[[ Task input open ]]

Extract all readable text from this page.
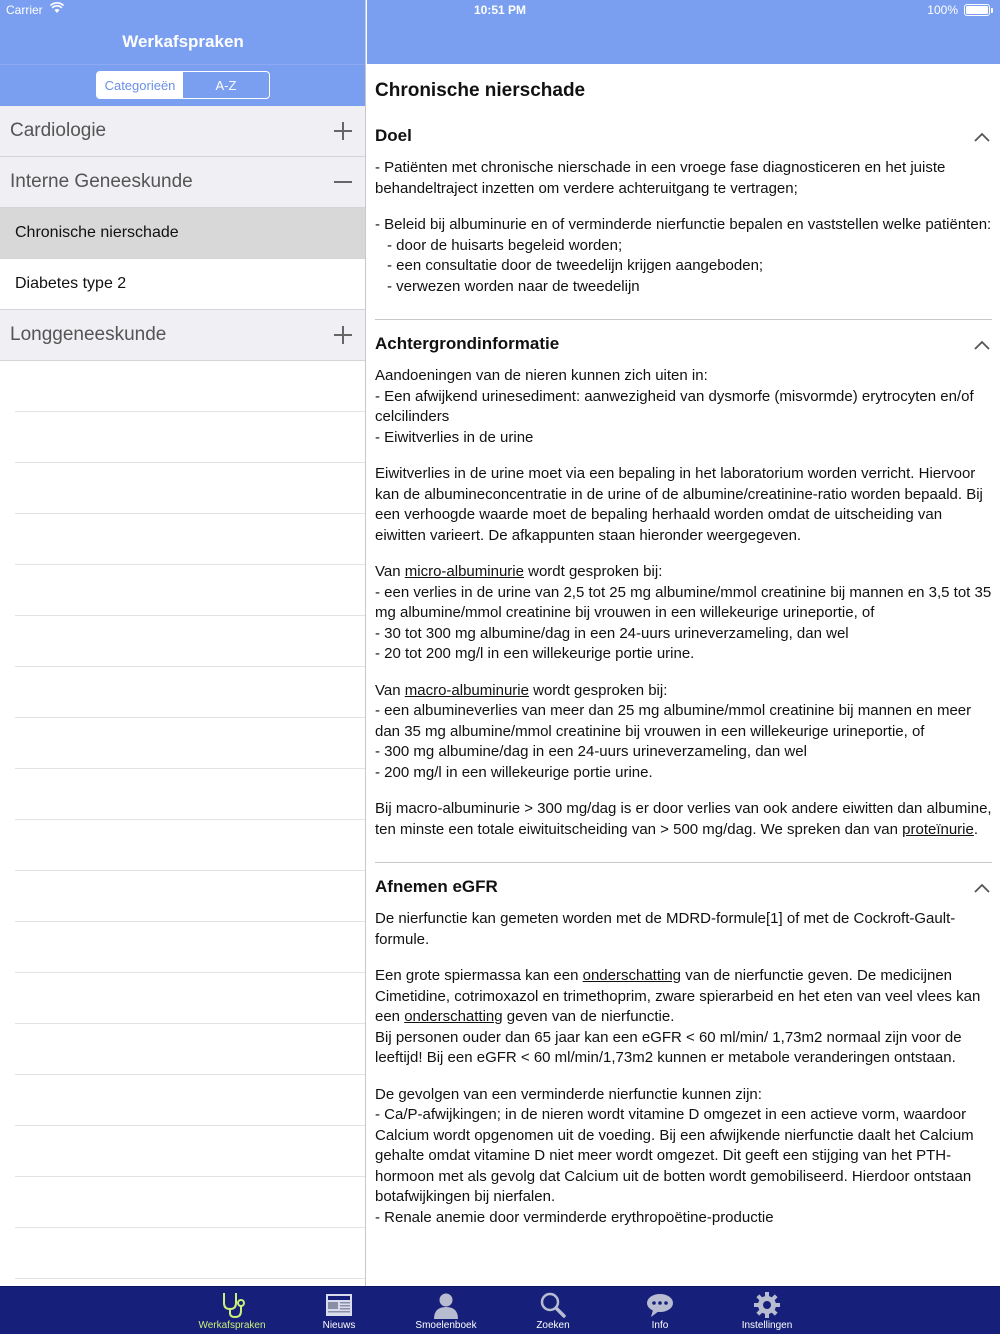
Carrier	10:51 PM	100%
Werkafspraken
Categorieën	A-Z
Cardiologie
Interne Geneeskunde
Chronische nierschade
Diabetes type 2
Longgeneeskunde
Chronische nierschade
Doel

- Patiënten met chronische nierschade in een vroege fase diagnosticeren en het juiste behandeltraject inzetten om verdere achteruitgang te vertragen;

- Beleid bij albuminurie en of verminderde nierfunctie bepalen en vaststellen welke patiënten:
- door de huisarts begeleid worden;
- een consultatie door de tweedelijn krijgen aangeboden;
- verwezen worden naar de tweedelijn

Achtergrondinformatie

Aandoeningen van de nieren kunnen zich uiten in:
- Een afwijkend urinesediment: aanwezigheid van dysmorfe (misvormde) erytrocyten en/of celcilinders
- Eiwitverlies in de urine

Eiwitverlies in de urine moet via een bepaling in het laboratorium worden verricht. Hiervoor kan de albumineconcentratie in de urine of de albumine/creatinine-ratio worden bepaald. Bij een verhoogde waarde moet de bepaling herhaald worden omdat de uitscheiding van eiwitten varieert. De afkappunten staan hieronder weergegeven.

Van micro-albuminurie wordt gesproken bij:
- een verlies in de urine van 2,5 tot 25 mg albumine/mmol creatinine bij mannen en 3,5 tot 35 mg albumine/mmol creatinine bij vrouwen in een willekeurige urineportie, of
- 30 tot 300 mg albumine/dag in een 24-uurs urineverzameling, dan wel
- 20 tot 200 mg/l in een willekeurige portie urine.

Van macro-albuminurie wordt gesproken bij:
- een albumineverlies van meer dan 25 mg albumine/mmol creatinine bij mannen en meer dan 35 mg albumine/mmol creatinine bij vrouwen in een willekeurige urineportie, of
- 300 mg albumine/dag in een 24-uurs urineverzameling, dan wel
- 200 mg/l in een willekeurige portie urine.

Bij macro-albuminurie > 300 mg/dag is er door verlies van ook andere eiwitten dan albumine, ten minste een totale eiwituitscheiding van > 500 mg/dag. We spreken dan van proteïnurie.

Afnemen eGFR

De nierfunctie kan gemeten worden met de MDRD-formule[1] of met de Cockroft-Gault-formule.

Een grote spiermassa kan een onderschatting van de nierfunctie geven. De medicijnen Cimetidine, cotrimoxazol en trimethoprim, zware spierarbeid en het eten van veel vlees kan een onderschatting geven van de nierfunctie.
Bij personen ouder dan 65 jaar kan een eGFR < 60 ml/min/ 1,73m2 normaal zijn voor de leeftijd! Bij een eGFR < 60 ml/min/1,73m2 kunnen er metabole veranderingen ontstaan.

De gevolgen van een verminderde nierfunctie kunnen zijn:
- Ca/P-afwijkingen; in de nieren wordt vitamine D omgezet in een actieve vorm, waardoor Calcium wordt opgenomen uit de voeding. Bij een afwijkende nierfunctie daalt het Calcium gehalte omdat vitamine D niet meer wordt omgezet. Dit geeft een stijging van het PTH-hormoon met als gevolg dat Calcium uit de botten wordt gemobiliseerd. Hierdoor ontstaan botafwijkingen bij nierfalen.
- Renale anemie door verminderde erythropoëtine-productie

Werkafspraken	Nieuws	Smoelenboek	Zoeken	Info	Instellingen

[[ Task input closed ]]

Your task> Lines above that have "willekeurige": copy each of them.

Written solution>
- een verlies in de urine van 2,5 tot 25 mg albumine/mmol creatinine bij mannen en 3,5 tot 35 mg albumine/mmol creatinine bij vrouwen in een willekeurige urineportie, of
- 20 tot 200 mg/l in een willekeurige portie urine.
- een albumineverlies van meer dan 25 mg albumine/mmol creatinine bij mannen en meer dan 35 mg albumine/mmol creatinine bij vrouwen in een willekeurige urineportie, of
- 200 mg/l in een willekeurige portie urine.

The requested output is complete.